- **EXERCISE INPUT**
════════════════════
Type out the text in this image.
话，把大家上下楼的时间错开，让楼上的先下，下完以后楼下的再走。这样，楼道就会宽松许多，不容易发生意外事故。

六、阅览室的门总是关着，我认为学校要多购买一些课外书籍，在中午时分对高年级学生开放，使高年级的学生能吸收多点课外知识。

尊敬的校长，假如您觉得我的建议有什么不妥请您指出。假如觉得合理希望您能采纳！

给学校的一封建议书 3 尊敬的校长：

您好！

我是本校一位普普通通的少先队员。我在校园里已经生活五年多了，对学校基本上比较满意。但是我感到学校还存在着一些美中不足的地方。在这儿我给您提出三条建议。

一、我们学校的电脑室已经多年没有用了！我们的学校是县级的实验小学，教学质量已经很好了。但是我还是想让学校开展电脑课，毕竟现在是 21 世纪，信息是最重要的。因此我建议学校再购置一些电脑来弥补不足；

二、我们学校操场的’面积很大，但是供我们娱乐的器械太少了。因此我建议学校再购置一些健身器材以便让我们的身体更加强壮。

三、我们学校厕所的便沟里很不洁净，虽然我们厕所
════════════════════
- **TASK STATEMENT**
Take the entries above and transcribe them exactly.

- **TASK SOLUTION**
Type out the text in this image.
话，把大家上下楼的时间错开，让楼上的先下，下完以后楼下的再走。这样，楼道就会宽松许多，不容易发生意外事故。

六、阅览室的门总是关着，我认为学校要多购买一些课外书籍，在中午时分对高年级学生开放，使高年级的学生能吸收多点课外知识。

尊敬的校长，假如您觉得我的建议有什么不妥请您指出。假如觉得合理希望您能采纳！

给学校的一封建议书 3 尊敬的校长：

您好！

我是本校一位普普通通的少先队员。我在校园里已经生活五年多了，对学校基本上比较满意。但是我感到学校还存在着一些美中不足的地方。在这儿我给您提出三条建议。

一、我们学校的电脑室已经多年没有用了！我们的学校是县级的实验小学，教学质量已经很好了。但是我还是想让学校开展电脑课，毕竟现在是 21 世纪，信息是最重要的。因此我建议学校再购置一些电脑来弥补不足；

二、我们学校操场的’面积很大，但是供我们娱乐的器械太少了。因此我建议学校再购置一些健身器材以便让我们的身体更加强壮。

三、我们学校厕所的便沟里很不洁净，虽然我们厕所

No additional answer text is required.